| Exercise description |
Each record that follows should be repeated exactly, minus any images.

Dataset rows:
+-------+

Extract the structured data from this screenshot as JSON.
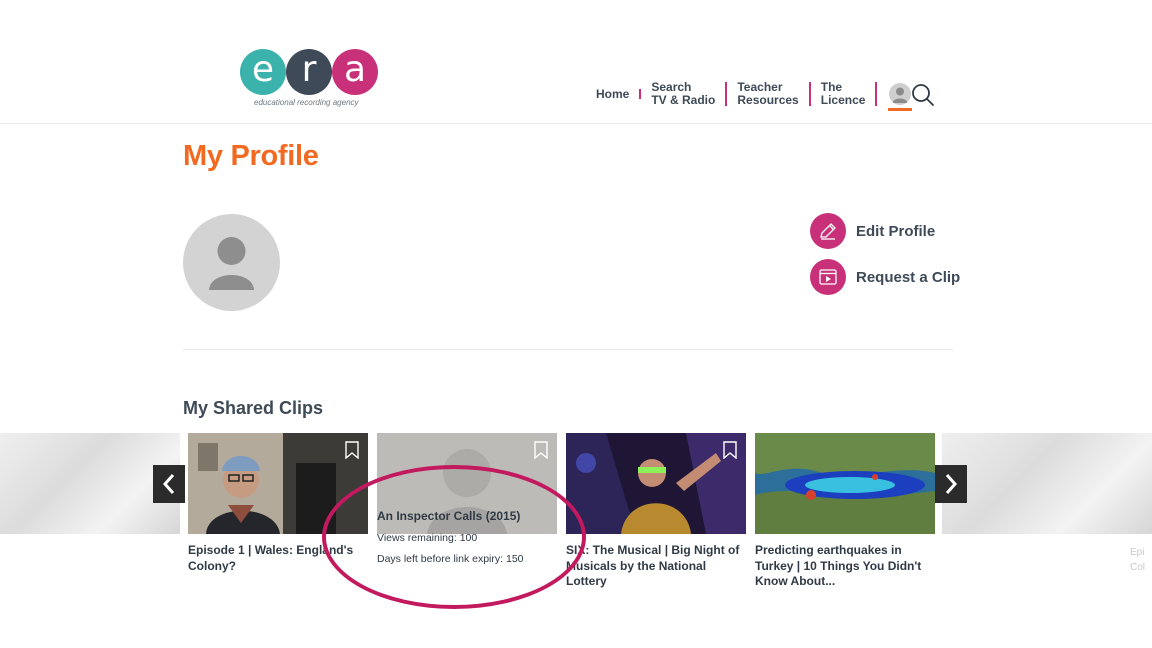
{
  "brand": {
    "letters": [
      "e",
      "r",
      "a"
    ],
    "tagline": "educational recording agency",
    "colors": {
      "teal": "#3bb3ac",
      "slate": "#3e4a57",
      "magenta": "#c8317a",
      "orange": "#f26a21"
    }
  },
  "nav": {
    "home": "Home",
    "search_line1": "Search",
    "search_line2": "TV & Radio",
    "teacher_line1": "Teacher",
    "teacher_line2": "Resources",
    "licence_line1": "The",
    "licence_line2": "Licence",
    "user_icon": "user-icon",
    "search_icon": "search-icon"
  },
  "profile": {
    "title": "My Profile",
    "edit_label": "Edit Profile",
    "request_label": "Request a Clip"
  },
  "clips": {
    "section_title": "My Shared Clips",
    "items": [
      {
        "title": "Episode 1 | Wales: England's Colony?"
      },
      {
        "title": "An Inspector Calls (2015)",
        "views_label": "Views remaining:",
        "views_value": "100",
        "expiry_label": "Days left before link expiry:",
        "expiry_value": "150"
      },
      {
        "title": "SIX: The Musical | Big Night of Musicals by the National Lottery"
      },
      {
        "title": "Predicting earthquakes in Turkey | 10 Things You Didn't Know About..."
      }
    ],
    "partial_next_line1": "Epi",
    "partial_next_line2": "Col"
  }
}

+-------+

| Solved exercise |
Extract the structured data from this screenshot as JSON.
{
  "brand": {
    "letters": [
      "e",
      "r",
      "a"
    ],
    "tagline": "educational recording agency",
    "colors": {
      "teal": "#3bb3ac",
      "slate": "#3e4a57",
      "magenta": "#c8317a",
      "orange": "#f26a21"
    }
  },
  "nav": {
    "home": "Home",
    "search_line1": "Search",
    "search_line2": "TV & Radio",
    "teacher_line1": "Teacher",
    "teacher_line2": "Resources",
    "licence_line1": "The",
    "licence_line2": "Licence",
    "user_icon": "user-icon",
    "search_icon": "search-icon"
  },
  "profile": {
    "title": "My Profile",
    "edit_label": "Edit Profile",
    "request_label": "Request a Clip"
  },
  "clips": {
    "section_title": "My Shared Clips",
    "items": [
      {
        "title": "Episode 1 | Wales: England's Colony?"
      },
      {
        "title": "An Inspector Calls (2015)",
        "views_label": "Views remaining:",
        "views_value": "100",
        "expiry_label": "Days left before link expiry:",
        "expiry_value": "150"
      },
      {
        "title": "SIX: The Musical | Big Night of Musicals by the National Lottery"
      },
      {
        "title": "Predicting earthquakes in Turkey | 10 Things You Didn't Know About..."
      }
    ],
    "partial_next_line1": "Epi",
    "partial_next_line2": "Col"
  }
}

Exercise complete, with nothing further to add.